* BEGIN Task inputs *
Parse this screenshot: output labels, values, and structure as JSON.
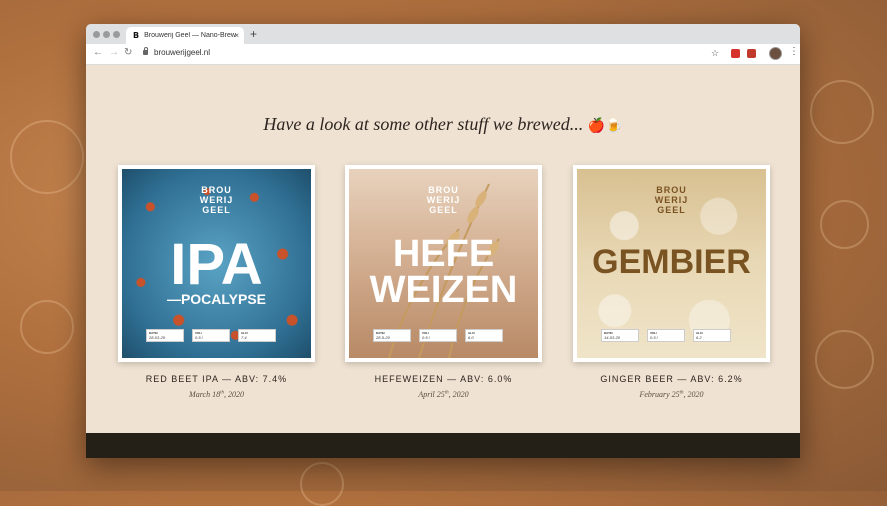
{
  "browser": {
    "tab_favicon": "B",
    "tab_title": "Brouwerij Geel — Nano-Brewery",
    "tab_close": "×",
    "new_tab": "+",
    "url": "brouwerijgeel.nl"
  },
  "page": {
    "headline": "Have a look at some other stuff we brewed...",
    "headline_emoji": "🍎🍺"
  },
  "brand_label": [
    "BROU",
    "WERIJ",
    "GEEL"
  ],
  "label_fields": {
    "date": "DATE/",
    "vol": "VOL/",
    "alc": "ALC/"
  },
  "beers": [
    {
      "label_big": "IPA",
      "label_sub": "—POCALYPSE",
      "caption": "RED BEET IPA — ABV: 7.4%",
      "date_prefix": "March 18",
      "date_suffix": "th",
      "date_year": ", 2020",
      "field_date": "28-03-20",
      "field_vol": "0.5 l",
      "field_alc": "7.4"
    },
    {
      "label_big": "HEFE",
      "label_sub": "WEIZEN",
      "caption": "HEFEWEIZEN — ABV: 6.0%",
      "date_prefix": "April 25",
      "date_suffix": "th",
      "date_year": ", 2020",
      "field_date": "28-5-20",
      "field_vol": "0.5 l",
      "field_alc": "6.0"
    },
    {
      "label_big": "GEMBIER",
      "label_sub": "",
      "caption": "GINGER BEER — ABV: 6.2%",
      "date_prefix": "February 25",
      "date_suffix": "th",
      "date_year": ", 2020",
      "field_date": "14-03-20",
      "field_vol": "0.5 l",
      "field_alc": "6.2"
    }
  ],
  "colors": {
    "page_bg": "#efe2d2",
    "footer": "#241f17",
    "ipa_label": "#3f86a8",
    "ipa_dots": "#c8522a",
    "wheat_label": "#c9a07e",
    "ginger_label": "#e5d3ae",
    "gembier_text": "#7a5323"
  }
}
* END Task inputs *
Goal => Leave the pictures out and print the records above exactly as they stand.

Response below =>
Parse this screenshot: output labels, values, and structure as JSON.
{
  "browser": {
    "tab_favicon": "B",
    "tab_title": "Brouwerij Geel — Nano-Brewery",
    "tab_close": "×",
    "new_tab": "+",
    "url": "brouwerijgeel.nl"
  },
  "page": {
    "headline": "Have a look at some other stuff we brewed...",
    "headline_emoji": "🍎🍺"
  },
  "brand_label": [
    "BROU",
    "WERIJ",
    "GEEL"
  ],
  "label_fields": {
    "date": "DATE/",
    "vol": "VOL/",
    "alc": "ALC/"
  },
  "beers": [
    {
      "label_big": "IPA",
      "label_sub": "—POCALYPSE",
      "caption": "RED BEET IPA — ABV: 7.4%",
      "date_prefix": "March 18",
      "date_suffix": "th",
      "date_year": ", 2020",
      "field_date": "28-03-20",
      "field_vol": "0.5 l",
      "field_alc": "7.4"
    },
    {
      "label_big": "HEFE",
      "label_sub": "WEIZEN",
      "caption": "HEFEWEIZEN — ABV: 6.0%",
      "date_prefix": "April 25",
      "date_suffix": "th",
      "date_year": ", 2020",
      "field_date": "28-5-20",
      "field_vol": "0.5 l",
      "field_alc": "6.0"
    },
    {
      "label_big": "GEMBIER",
      "label_sub": "",
      "caption": "GINGER BEER — ABV: 6.2%",
      "date_prefix": "February 25",
      "date_suffix": "th",
      "date_year": ", 2020",
      "field_date": "14-03-20",
      "field_vol": "0.5 l",
      "field_alc": "6.2"
    }
  ],
  "colors": {
    "page_bg": "#efe2d2",
    "footer": "#241f17",
    "ipa_label": "#3f86a8",
    "ipa_dots": "#c8522a",
    "wheat_label": "#c9a07e",
    "ginger_label": "#e5d3ae",
    "gembier_text": "#7a5323"
  }
}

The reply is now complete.